Data entries:
◇ ◇ ◇
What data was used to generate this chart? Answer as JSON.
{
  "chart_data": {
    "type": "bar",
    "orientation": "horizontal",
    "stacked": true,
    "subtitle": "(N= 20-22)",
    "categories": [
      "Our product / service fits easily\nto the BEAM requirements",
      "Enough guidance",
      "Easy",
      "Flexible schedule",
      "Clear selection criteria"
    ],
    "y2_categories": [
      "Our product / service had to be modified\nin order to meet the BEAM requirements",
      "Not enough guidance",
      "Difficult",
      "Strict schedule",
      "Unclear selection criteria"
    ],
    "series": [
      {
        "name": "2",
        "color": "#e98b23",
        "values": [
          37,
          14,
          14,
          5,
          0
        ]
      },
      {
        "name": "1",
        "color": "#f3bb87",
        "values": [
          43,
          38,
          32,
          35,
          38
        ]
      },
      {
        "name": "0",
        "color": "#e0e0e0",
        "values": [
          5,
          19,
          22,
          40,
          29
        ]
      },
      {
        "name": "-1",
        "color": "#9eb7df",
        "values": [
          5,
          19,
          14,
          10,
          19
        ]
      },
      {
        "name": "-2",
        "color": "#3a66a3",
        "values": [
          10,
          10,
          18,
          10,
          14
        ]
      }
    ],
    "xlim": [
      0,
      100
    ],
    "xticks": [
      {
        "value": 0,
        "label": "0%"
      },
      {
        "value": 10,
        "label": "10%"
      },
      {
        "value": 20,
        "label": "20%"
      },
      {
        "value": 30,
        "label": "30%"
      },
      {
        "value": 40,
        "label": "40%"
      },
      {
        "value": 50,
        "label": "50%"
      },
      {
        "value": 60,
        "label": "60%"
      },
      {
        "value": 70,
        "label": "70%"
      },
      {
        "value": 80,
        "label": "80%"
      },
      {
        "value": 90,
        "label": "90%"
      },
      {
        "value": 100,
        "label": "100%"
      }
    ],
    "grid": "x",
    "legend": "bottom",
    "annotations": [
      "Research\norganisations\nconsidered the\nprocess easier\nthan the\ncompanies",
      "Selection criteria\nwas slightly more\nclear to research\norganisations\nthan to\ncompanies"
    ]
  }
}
◇ ◇ ◇
■ **STATED GOAL**
Using the listing above, please repeat every entry exactly.

■ **TASK OUTPUT**
What data was used to generate this chart? Answer as JSON.
{
  "chart_data": {
    "type": "bar",
    "orientation": "horizontal",
    "stacked": true,
    "subtitle": "(N= 20-22)",
    "categories": [
      "Our product / service fits easily\nto the BEAM requirements",
      "Enough guidance",
      "Easy",
      "Flexible schedule",
      "Clear selection criteria"
    ],
    "y2_categories": [
      "Our product / service had to be modified\nin order to meet the BEAM requirements",
      "Not enough guidance",
      "Difficult",
      "Strict schedule",
      "Unclear selection criteria"
    ],
    "series": [
      {
        "name": "2",
        "color": "#e98b23",
        "values": [
          37,
          14,
          14,
          5,
          0
        ]
      },
      {
        "name": "1",
        "color": "#f3bb87",
        "values": [
          43,
          38,
          32,
          35,
          38
        ]
      },
      {
        "name": "0",
        "color": "#e0e0e0",
        "values": [
          5,
          19,
          22,
          40,
          29
        ]
      },
      {
        "name": "-1",
        "color": "#9eb7df",
        "values": [
          5,
          19,
          14,
          10,
          19
        ]
      },
      {
        "name": "-2",
        "color": "#3a66a3",
        "values": [
          10,
          10,
          18,
          10,
          14
        ]
      }
    ],
    "xlim": [
      0,
      100
    ],
    "xticks": [
      {
        "value": 0,
        "label": "0%"
      },
      {
        "value": 10,
        "label": "10%"
      },
      {
        "value": 20,
        "label": "20%"
      },
      {
        "value": 30,
        "label": "30%"
      },
      {
        "value": 40,
        "label": "40%"
      },
      {
        "value": 50,
        "label": "50%"
      },
      {
        "value": 60,
        "label": "60%"
      },
      {
        "value": 70,
        "label": "70%"
      },
      {
        "value": 80,
        "label": "80%"
      },
      {
        "value": 90,
        "label": "90%"
      },
      {
        "value": 100,
        "label": "100%"
      }
    ],
    "grid": "x",
    "legend": "bottom",
    "annotations": [
      "Research\norganisations\nconsidered the\nprocess easier\nthan the\ncompanies",
      "Selection criteria\nwas slightly more\nclear to research\norganisations\nthan to\ncompanies"
    ]
  }
}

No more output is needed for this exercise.